▶ _Short task_: Return every record verbatim.

Items from a data source:
_ _ _ _ _ _ _

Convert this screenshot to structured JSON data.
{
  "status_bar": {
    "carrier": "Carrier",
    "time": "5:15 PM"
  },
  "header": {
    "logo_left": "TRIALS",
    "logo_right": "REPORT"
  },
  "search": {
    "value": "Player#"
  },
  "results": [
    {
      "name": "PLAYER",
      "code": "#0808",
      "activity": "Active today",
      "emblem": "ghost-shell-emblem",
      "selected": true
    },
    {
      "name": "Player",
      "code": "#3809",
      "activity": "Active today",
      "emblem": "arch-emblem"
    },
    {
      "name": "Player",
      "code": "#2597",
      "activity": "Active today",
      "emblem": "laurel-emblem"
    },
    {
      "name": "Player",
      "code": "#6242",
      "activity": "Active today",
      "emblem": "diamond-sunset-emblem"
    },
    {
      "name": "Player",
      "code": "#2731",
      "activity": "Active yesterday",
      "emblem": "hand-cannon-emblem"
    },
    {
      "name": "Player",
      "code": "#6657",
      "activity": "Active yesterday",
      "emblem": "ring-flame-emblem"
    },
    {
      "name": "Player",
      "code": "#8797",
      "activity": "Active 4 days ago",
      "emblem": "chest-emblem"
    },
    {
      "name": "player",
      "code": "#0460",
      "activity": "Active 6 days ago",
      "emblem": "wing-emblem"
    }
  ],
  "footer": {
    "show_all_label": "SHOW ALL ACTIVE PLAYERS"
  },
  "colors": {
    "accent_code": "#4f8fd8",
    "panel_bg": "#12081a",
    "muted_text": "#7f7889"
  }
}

_ _ _ _ _ _ _

▶ _Correct result_:
Convert this screenshot to structured JSON data.
{
  "status_bar": {
    "carrier": "Carrier",
    "time": "5:15 PM"
  },
  "header": {
    "logo_left": "TRIALS",
    "logo_right": "REPORT"
  },
  "search": {
    "value": "Player#"
  },
  "results": [
    {
      "name": "PLAYER",
      "code": "#0808",
      "activity": "Active today",
      "emblem": "ghost-shell-emblem",
      "selected": true
    },
    {
      "name": "Player",
      "code": "#3809",
      "activity": "Active today",
      "emblem": "arch-emblem"
    },
    {
      "name": "Player",
      "code": "#2597",
      "activity": "Active today",
      "emblem": "laurel-emblem"
    },
    {
      "name": "Player",
      "code": "#6242",
      "activity": "Active today",
      "emblem": "diamond-sunset-emblem"
    },
    {
      "name": "Player",
      "code": "#2731",
      "activity": "Active yesterday",
      "emblem": "hand-cannon-emblem"
    },
    {
      "name": "Player",
      "code": "#6657",
      "activity": "Active yesterday",
      "emblem": "ring-flame-emblem"
    },
    {
      "name": "Player",
      "code": "#8797",
      "activity": "Active 4 days ago",
      "emblem": "chest-emblem"
    },
    {
      "name": "player",
      "code": "#0460",
      "activity": "Active 6 days ago",
      "emblem": "wing-emblem"
    }
  ],
  "footer": {
    "show_all_label": "SHOW ALL ACTIVE PLAYERS"
  },
  "colors": {
    "accent_code": "#4f8fd8",
    "panel_bg": "#12081a",
    "muted_text": "#7f7889"
  }
}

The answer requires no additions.